=== Exercise aim ===
Please copy all the lines that follow, word for word.

# start of Recorded information

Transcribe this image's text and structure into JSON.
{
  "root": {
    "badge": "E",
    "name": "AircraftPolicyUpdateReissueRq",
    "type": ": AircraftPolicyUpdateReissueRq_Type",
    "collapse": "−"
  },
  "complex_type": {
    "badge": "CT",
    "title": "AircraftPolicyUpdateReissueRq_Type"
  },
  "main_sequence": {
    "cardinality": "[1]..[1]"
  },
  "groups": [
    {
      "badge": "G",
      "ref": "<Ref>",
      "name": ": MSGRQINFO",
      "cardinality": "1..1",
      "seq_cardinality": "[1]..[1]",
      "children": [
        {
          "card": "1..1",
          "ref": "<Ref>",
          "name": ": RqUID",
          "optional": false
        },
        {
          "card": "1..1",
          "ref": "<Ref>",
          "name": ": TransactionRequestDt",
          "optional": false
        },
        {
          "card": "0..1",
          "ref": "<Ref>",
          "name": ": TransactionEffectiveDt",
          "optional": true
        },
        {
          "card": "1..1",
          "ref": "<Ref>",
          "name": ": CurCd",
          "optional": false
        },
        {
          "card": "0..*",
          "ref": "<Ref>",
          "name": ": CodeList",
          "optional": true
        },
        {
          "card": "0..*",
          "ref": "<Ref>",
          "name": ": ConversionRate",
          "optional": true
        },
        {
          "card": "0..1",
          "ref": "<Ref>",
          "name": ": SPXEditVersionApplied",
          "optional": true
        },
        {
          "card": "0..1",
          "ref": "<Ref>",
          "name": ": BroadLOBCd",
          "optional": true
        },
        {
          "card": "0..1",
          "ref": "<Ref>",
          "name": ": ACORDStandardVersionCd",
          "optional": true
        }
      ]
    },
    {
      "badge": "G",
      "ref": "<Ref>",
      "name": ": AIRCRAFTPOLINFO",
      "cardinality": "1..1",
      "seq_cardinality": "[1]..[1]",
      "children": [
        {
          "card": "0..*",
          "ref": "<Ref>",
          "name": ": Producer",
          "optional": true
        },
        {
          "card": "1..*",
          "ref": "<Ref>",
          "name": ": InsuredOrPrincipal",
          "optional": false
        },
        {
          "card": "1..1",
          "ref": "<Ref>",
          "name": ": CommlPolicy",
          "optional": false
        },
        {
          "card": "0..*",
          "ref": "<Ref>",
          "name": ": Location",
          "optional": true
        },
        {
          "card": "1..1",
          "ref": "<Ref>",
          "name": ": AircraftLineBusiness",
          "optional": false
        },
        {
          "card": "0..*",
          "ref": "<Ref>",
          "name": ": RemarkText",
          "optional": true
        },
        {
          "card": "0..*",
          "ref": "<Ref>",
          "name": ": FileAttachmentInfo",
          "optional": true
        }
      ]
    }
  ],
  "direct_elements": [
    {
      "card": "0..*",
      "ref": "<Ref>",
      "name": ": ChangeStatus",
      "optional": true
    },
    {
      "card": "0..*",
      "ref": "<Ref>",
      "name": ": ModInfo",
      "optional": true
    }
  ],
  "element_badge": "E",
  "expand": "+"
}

# end of Recorded information

=== Reply ===
Transcribe this image's text and structure into JSON.
{
  "root": {
    "badge": "E",
    "name": "AircraftPolicyUpdateReissueRq",
    "type": ": AircraftPolicyUpdateReissueRq_Type",
    "collapse": "−"
  },
  "complex_type": {
    "badge": "CT",
    "title": "AircraftPolicyUpdateReissueRq_Type"
  },
  "main_sequence": {
    "cardinality": "[1]..[1]"
  },
  "groups": [
    {
      "badge": "G",
      "ref": "<Ref>",
      "name": ": MSGRQINFO",
      "cardinality": "1..1",
      "seq_cardinality": "[1]..[1]",
      "children": [
        {
          "card": "1..1",
          "ref": "<Ref>",
          "name": ": RqUID",
          "optional": false
        },
        {
          "card": "1..1",
          "ref": "<Ref>",
          "name": ": TransactionRequestDt",
          "optional": false
        },
        {
          "card": "0..1",
          "ref": "<Ref>",
          "name": ": TransactionEffectiveDt",
          "optional": true
        },
        {
          "card": "1..1",
          "ref": "<Ref>",
          "name": ": CurCd",
          "optional": false
        },
        {
          "card": "0..*",
          "ref": "<Ref>",
          "name": ": CodeList",
          "optional": true
        },
        {
          "card": "0..*",
          "ref": "<Ref>",
          "name": ": ConversionRate",
          "optional": true
        },
        {
          "card": "0..1",
          "ref": "<Ref>",
          "name": ": SPXEditVersionApplied",
          "optional": true
        },
        {
          "card": "0..1",
          "ref": "<Ref>",
          "name": ": BroadLOBCd",
          "optional": true
        },
        {
          "card": "0..1",
          "ref": "<Ref>",
          "name": ": ACORDStandardVersionCd",
          "optional": true
        }
      ]
    },
    {
      "badge": "G",
      "ref": "<Ref>",
      "name": ": AIRCRAFTPOLINFO",
      "cardinality": "1..1",
      "seq_cardinality": "[1]..[1]",
      "children": [
        {
          "card": "0..*",
          "ref": "<Ref>",
          "name": ": Producer",
          "optional": true
        },
        {
          "card": "1..*",
          "ref": "<Ref>",
          "name": ": InsuredOrPrincipal",
          "optional": false
        },
        {
          "card": "1..1",
          "ref": "<Ref>",
          "name": ": CommlPolicy",
          "optional": false
        },
        {
          "card": "0..*",
          "ref": "<Ref>",
          "name": ": Location",
          "optional": true
        },
        {
          "card": "1..1",
          "ref": "<Ref>",
          "name": ": AircraftLineBusiness",
          "optional": false
        },
        {
          "card": "0..*",
          "ref": "<Ref>",
          "name": ": RemarkText",
          "optional": true
        },
        {
          "card": "0..*",
          "ref": "<Ref>",
          "name": ": FileAttachmentInfo",
          "optional": true
        }
      ]
    }
  ],
  "direct_elements": [
    {
      "card": "0..*",
      "ref": "<Ref>",
      "name": ": ChangeStatus",
      "optional": true
    },
    {
      "card": "0..*",
      "ref": "<Ref>",
      "name": ": ModInfo",
      "optional": true
    }
  ],
  "element_badge": "E",
  "expand": "+"
}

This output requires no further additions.